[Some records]
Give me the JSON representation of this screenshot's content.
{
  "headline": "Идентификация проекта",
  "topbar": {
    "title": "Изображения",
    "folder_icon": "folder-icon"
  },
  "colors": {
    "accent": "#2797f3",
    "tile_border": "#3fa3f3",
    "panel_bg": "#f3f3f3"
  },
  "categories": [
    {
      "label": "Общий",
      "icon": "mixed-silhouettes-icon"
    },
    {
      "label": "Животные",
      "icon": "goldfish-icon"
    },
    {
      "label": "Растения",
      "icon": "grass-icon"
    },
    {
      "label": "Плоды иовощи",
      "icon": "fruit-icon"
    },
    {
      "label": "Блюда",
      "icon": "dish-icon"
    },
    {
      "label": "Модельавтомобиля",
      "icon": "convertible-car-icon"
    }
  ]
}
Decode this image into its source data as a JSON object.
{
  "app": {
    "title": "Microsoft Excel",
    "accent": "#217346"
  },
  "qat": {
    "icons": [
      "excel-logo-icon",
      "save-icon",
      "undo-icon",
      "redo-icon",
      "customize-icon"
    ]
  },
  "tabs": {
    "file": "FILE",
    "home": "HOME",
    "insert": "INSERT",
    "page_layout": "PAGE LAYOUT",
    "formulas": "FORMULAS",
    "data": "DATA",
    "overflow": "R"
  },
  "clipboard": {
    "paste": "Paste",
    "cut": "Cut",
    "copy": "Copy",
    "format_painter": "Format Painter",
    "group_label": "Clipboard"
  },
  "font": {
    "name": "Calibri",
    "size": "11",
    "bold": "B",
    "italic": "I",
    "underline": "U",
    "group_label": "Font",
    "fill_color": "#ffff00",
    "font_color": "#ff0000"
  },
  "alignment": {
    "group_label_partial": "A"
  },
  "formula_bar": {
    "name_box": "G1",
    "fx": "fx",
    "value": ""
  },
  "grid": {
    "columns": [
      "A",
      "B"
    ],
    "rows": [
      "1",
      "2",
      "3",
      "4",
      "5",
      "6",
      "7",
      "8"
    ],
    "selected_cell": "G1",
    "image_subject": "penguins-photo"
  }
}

## [EXERCISE TASK]
Repeat the records above exactly.

## [RESPONSE]
Give me the JSON representation of this screenshot's content.
{
  "headline": "Идентификация проекта",
  "topbar": {
    "title": "Изображения",
    "folder_icon": "folder-icon"
  },
  "colors": {
    "accent": "#2797f3",
    "tile_border": "#3fa3f3",
    "panel_bg": "#f3f3f3"
  },
  "categories": [
    {
      "label": "Общий",
      "icon": "mixed-silhouettes-icon"
    },
    {
      "label": "Животные",
      "icon": "goldfish-icon"
    },
    {
      "label": "Растения",
      "icon": "grass-icon"
    },
    {
      "label": "Плоды иовощи",
      "icon": "fruit-icon"
    },
    {
      "label": "Блюда",
      "icon": "dish-icon"
    },
    {
      "label": "Модельавтомобиля",
      "icon": "convertible-car-icon"
    }
  ]
}
Decode this image into its source data as a JSON object.
{
  "app": {
    "title": "Microsoft Excel",
    "accent": "#217346"
  },
  "qat": {
    "icons": [
      "excel-logo-icon",
      "save-icon",
      "undo-icon",
      "redo-icon",
      "customize-icon"
    ]
  },
  "tabs": {
    "file": "FILE",
    "home": "HOME",
    "insert": "INSERT",
    "page_layout": "PAGE LAYOUT",
    "formulas": "FORMULAS",
    "data": "DATA",
    "overflow": "R"
  },
  "clipboard": {
    "paste": "Paste",
    "cut": "Cut",
    "copy": "Copy",
    "format_painter": "Format Painter",
    "group_label": "Clipboard"
  },
  "font": {
    "name": "Calibri",
    "size": "11",
    "bold": "B",
    "italic": "I",
    "underline": "U",
    "group_label": "Font",
    "fill_color": "#ffff00",
    "font_color": "#ff0000"
  },
  "alignment": {
    "group_label_partial": "A"
  },
  "formula_bar": {
    "name_box": "G1",
    "fx": "fx",
    "value": ""
  },
  "grid": {
    "columns": [
      "A",
      "B"
    ],
    "rows": [
      "1",
      "2",
      "3",
      "4",
      "5",
      "6",
      "7",
      "8"
    ],
    "selected_cell": "G1",
    "image_subject": "penguins-photo"
  }
}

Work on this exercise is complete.